| WHAT YOU NEED TO DO |
Copy the lines below verbatim, but only from the line containing "Transcribe the text in this document." through the end of the data.

Recorded data:
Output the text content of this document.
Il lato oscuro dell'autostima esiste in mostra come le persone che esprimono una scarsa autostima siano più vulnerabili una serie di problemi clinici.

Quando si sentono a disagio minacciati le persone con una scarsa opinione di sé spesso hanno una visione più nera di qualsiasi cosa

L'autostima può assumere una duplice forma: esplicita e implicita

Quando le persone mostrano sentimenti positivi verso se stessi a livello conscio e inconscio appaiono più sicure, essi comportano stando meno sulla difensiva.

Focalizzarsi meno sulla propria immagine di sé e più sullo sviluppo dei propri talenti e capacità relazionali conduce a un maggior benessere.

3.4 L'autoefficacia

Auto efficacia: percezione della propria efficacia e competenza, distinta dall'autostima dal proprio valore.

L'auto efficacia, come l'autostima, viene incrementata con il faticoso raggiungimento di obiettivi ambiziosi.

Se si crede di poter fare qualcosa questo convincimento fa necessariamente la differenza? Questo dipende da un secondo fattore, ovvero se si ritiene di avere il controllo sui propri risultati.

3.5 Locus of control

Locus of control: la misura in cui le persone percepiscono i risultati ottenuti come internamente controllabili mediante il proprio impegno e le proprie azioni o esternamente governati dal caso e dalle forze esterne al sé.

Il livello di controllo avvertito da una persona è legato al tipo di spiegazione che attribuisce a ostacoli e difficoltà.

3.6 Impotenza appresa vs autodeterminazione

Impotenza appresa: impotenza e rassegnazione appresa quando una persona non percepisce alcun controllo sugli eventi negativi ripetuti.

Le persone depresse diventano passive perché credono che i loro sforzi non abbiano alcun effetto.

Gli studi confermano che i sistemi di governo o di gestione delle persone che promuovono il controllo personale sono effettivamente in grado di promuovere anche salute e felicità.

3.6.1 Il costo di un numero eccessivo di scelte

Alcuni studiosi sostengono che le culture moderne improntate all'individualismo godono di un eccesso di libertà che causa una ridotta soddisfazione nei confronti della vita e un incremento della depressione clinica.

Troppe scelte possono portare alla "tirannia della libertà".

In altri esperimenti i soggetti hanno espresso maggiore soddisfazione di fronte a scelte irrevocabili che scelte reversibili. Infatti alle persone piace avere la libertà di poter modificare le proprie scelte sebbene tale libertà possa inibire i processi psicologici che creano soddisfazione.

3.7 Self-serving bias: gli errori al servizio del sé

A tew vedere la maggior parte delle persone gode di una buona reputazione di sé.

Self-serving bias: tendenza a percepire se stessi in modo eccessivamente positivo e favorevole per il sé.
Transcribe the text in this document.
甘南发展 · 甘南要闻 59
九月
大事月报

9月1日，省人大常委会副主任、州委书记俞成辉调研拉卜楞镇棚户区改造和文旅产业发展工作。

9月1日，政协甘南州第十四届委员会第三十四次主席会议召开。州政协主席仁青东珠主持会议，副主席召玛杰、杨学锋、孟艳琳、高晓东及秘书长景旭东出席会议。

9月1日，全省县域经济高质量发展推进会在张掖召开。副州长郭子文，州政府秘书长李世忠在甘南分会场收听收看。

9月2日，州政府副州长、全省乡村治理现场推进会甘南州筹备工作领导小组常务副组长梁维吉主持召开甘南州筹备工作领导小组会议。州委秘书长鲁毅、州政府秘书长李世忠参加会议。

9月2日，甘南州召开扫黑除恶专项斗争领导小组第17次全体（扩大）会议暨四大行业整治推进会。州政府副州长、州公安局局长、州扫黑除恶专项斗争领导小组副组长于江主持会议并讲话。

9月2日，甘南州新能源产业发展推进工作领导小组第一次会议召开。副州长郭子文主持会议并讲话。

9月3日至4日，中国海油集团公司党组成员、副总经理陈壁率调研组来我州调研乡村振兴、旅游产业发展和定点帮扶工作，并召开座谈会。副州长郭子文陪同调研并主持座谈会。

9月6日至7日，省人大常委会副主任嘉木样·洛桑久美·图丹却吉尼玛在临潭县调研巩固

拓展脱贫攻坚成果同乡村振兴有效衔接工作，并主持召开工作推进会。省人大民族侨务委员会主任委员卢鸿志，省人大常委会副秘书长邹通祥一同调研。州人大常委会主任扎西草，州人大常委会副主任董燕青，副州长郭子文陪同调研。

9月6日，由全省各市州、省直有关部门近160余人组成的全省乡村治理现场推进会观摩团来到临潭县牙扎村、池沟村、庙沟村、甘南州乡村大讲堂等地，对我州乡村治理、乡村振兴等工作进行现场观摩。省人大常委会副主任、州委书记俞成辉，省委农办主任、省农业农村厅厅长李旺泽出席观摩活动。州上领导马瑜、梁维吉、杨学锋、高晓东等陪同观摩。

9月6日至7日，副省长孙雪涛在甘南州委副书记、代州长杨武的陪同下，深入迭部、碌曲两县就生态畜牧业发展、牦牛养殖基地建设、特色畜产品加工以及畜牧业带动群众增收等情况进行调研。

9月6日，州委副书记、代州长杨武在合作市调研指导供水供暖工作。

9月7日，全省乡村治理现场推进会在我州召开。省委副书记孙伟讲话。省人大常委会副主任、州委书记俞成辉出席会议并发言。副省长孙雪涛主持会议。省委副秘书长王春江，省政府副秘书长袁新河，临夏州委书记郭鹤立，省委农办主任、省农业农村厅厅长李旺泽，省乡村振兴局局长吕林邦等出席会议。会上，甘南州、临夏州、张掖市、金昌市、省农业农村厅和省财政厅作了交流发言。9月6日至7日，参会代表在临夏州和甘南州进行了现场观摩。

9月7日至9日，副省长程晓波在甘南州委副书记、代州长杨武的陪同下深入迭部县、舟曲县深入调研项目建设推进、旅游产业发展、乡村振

| WORKED SOLUTION |
Transcribe the text in this document.
甘南发展 · 甘南要闻 59
九月
大事月报

9月1日，省人大常委会副主任、州委书记俞成辉调研拉卜楞镇棚户区改造和文旅产业发展工作。

9月1日，政协甘南州第十四届委员会第三十四次主席会议召开。州政协主席仁青东珠主持会议，副主席召玛杰、杨学锋、孟艳琳、高晓东及秘书长景旭东出席会议。

9月1日，全省县域经济高质量发展推进会在张掖召开。副州长郭子文，州政府秘书长李世忠在甘南分会场收听收看。

9月2日，州政府副州长、全省乡村治理现场推进会甘南州筹备工作领导小组常务副组长梁维吉主持召开甘南州筹备工作领导小组会议。州委秘书长鲁毅、州政府秘书长李世忠参加会议。

9月2日，甘南州召开扫黑除恶专项斗争领导小组第17次全体（扩大）会议暨四大行业整治推进会。州政府副州长、州公安局局长、州扫黑除恶专项斗争领导小组副组长于江主持会议并讲话。

9月2日，甘南州新能源产业发展推进工作领导小组第一次会议召开。副州长郭子文主持会议并讲话。

9月3日至4日，中国海油集团公司党组成员、副总经理陈壁率调研组来我州调研乡村振兴、旅游产业发展和定点帮扶工作，并召开座谈会。副州长郭子文陪同调研并主持座谈会。

9月6日至7日，省人大常委会副主任嘉木样·洛桑久美·图丹却吉尼玛在临潭县调研巩固

拓展脱贫攻坚成果同乡村振兴有效衔接工作，并主持召开工作推进会。省人大民族侨务委员会主任委员卢鸿志，省人大常委会副秘书长邹通祥一同调研。州人大常委会主任扎西草，州人大常委会副主任董燕青，副州长郭子文陪同调研。

9月6日，由全省各市州、省直有关部门近160余人组成的全省乡村治理现场推进会观摩团来到临潭县牙扎村、池沟村、庙沟村、甘南州乡村大讲堂等地，对我州乡村治理、乡村振兴等工作进行现场观摩。省人大常委会副主任、州委书记俞成辉，省委农办主任、省农业农村厅厅长李旺泽出席观摩活动。州上领导马瑜、梁维吉、杨学锋、高晓东等陪同观摩。

9月6日至7日，副省长孙雪涛在甘南州委副书记、代州长杨武的陪同下，深入迭部、碌曲两县就生态畜牧业发展、牦牛养殖基地建设、特色畜产品加工以及畜牧业带动群众增收等情况进行调研。

9月6日，州委副书记、代州长杨武在合作市调研指导供水供暖工作。

9月7日，全省乡村治理现场推进会在我州召开。省委副书记孙伟讲话。省人大常委会副主任、州委书记俞成辉出席会议并发言。副省长孙雪涛主持会议。省委副秘书长王春江，省政府副秘书长袁新河，临夏州委书记郭鹤立，省委农办主任、省农业农村厅厅长李旺泽，省乡村振兴局局长吕林邦等出席会议。会上，甘南州、临夏州、张掖市、金昌市、省农业农村厅和省财政厅作了交流发言。9月6日至7日，参会代表在临夏州和甘南州进行了现场观摩。

9月7日至9日，副省长程晓波在甘南州委副书记、代州长杨武的陪同下深入迭部县、舟曲县深入调研项目建设推进、旅游产业发展、乡村振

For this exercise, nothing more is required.